Short problem: Copy down every line where the string "生日快乐" shows up.

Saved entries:

= = = =

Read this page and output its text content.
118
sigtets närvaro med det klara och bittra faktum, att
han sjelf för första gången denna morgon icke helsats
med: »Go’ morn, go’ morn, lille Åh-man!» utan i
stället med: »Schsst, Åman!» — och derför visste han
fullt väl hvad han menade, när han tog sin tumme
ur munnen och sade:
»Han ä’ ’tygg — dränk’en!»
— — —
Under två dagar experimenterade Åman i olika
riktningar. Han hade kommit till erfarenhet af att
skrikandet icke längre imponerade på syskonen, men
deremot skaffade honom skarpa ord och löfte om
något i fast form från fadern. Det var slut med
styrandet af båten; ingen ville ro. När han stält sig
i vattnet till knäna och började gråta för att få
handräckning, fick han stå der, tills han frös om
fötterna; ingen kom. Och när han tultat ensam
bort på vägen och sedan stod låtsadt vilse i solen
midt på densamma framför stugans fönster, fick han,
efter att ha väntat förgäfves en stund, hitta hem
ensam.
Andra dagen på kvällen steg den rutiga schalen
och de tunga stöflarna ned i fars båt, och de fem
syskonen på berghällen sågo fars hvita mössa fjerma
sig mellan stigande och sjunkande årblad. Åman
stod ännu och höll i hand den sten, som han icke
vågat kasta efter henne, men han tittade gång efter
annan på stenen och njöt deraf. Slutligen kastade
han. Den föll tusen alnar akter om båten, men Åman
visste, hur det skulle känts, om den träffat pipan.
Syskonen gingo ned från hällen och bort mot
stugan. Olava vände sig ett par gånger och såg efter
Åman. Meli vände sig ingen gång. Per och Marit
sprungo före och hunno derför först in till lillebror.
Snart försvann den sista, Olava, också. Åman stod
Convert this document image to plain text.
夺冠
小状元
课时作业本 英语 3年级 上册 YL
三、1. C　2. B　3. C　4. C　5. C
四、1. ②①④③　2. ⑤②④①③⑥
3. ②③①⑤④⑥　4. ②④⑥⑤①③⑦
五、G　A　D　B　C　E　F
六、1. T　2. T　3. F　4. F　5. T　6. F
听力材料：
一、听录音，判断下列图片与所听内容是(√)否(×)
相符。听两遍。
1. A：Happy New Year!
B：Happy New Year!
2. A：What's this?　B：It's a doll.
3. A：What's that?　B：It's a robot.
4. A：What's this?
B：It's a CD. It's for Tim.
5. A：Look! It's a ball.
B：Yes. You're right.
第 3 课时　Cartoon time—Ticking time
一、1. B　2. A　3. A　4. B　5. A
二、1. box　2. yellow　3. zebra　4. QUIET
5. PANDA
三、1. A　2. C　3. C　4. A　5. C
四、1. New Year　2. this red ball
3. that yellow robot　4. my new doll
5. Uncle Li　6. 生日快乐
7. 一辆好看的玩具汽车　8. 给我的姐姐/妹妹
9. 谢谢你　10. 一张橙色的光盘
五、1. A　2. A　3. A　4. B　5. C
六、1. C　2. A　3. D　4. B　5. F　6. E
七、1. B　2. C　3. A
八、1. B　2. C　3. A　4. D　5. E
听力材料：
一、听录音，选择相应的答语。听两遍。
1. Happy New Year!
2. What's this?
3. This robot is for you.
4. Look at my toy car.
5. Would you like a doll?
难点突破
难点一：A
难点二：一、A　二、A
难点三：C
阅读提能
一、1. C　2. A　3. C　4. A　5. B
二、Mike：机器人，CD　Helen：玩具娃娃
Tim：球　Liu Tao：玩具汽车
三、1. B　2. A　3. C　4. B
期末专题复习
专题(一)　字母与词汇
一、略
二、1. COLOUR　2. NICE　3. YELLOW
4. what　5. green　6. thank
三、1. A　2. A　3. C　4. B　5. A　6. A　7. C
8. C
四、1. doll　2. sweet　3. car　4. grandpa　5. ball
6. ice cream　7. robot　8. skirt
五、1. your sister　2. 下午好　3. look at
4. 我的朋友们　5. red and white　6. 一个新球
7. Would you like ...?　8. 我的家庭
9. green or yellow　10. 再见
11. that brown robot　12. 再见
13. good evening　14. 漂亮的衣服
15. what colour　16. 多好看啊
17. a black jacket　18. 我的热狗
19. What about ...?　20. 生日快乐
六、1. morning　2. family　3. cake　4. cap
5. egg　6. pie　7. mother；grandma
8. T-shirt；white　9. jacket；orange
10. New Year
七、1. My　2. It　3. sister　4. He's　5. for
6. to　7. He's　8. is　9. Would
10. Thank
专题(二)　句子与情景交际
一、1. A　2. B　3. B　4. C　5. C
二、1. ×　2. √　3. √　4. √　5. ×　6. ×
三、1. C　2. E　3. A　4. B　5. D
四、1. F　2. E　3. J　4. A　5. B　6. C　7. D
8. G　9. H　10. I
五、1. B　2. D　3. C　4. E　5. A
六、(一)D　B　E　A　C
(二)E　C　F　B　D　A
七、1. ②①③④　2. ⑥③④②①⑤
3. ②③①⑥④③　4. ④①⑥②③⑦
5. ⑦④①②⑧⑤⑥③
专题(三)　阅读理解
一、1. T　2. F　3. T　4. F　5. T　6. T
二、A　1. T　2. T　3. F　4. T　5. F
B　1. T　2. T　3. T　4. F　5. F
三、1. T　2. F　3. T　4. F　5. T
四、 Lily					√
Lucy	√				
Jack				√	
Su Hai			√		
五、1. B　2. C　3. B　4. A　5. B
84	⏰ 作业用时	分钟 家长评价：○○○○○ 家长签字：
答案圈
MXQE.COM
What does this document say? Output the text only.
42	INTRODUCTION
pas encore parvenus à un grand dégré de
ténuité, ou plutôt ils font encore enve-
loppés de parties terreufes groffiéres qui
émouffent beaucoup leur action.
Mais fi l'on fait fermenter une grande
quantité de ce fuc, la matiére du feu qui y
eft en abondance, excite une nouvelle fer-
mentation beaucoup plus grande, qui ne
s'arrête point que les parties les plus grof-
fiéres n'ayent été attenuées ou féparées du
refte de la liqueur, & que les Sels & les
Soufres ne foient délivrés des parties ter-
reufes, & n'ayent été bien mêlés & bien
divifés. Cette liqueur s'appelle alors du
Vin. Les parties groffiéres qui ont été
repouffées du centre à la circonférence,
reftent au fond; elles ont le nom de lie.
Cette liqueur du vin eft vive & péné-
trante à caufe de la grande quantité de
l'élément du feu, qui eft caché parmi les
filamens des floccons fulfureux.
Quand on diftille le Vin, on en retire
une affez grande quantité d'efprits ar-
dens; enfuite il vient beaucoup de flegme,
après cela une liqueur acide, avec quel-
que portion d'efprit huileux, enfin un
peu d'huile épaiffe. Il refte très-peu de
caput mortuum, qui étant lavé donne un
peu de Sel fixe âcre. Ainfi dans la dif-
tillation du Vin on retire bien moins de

= = = =

Finished exercise:
5. Uncle Li　6. 生日快乐
19. What about ...?　20. 生日快乐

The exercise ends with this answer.